Set exercise >>
Each line of the data that includes the string "Distance" is to be copied out.

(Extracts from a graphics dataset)
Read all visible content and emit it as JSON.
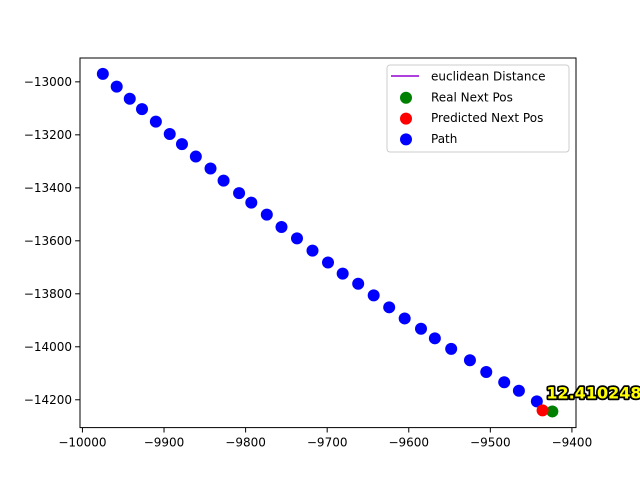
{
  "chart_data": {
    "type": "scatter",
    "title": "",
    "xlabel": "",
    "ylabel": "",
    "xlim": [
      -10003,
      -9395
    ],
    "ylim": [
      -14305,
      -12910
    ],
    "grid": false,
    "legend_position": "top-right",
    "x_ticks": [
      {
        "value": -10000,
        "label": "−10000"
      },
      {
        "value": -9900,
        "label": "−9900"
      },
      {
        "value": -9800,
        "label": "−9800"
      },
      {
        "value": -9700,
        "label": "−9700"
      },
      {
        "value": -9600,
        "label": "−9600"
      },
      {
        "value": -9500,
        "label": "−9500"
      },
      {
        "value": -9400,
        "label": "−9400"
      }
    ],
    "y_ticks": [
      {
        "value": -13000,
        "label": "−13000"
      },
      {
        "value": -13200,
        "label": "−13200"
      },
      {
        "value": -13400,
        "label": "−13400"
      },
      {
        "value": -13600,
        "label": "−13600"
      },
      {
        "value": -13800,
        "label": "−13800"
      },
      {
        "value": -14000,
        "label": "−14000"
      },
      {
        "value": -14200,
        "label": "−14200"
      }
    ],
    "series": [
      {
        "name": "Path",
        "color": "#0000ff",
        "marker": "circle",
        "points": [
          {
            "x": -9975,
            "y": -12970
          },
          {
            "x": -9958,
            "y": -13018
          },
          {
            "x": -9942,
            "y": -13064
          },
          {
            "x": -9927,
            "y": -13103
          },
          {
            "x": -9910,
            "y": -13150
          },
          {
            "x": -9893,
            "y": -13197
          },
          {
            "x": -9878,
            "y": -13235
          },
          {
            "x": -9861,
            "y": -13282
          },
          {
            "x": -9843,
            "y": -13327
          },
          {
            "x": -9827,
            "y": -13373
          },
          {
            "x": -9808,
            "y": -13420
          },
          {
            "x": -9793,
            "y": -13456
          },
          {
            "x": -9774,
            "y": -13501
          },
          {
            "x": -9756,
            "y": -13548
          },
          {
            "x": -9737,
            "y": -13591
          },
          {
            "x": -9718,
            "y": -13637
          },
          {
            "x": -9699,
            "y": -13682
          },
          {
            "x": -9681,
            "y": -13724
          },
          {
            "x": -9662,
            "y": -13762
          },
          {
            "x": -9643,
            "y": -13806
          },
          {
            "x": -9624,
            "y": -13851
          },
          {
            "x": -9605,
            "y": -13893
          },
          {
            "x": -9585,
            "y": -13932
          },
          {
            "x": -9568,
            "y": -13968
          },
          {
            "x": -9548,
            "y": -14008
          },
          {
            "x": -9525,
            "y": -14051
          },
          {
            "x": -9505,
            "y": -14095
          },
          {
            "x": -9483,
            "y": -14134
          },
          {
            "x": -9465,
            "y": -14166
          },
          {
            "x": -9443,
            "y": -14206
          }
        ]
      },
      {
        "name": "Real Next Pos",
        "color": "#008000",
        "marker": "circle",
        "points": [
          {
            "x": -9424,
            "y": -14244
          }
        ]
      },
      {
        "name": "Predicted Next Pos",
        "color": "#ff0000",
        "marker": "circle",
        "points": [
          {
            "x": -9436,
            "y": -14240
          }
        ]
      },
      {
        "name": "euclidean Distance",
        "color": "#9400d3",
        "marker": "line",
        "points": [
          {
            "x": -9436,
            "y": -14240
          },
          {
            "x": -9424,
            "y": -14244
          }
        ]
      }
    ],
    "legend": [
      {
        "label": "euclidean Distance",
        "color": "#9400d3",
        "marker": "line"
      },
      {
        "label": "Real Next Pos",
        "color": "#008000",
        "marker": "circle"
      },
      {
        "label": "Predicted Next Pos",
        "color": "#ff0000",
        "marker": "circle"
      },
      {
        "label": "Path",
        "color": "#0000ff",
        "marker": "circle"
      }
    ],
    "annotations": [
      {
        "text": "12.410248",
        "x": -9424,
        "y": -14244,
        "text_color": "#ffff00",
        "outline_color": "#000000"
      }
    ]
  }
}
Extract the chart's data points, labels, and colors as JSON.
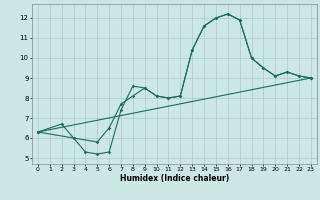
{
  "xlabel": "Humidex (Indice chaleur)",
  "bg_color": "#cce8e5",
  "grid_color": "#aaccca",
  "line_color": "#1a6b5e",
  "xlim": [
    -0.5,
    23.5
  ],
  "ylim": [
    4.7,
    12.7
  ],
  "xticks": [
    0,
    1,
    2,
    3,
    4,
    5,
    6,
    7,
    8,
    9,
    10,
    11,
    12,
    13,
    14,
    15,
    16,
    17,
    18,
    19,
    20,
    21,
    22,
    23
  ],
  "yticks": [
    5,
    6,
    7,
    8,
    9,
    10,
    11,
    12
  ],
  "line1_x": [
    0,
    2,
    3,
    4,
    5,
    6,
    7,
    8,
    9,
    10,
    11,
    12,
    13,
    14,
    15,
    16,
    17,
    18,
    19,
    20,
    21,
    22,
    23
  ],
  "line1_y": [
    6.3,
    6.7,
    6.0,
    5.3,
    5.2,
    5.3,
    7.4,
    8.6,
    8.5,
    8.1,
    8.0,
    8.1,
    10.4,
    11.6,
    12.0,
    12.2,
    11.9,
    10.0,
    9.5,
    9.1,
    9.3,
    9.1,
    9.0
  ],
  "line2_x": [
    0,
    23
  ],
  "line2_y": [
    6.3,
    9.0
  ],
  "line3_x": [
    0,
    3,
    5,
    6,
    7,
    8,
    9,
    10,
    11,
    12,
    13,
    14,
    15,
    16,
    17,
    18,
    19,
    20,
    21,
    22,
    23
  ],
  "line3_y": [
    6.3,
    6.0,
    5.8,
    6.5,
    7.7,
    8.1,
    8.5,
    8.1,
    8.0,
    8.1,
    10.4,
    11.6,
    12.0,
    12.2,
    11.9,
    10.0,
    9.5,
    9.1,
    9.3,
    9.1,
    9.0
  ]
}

==

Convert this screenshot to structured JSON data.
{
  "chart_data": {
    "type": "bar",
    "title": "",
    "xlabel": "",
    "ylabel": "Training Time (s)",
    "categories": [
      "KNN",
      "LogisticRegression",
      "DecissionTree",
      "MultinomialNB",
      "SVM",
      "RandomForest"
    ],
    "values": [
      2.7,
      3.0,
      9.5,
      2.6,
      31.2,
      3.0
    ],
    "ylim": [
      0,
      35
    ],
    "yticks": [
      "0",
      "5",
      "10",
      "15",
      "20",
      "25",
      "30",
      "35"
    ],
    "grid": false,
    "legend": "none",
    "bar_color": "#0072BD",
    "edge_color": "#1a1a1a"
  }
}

Answer >>
        "name": "euclidean Distance",
        "label": "euclidean Distance",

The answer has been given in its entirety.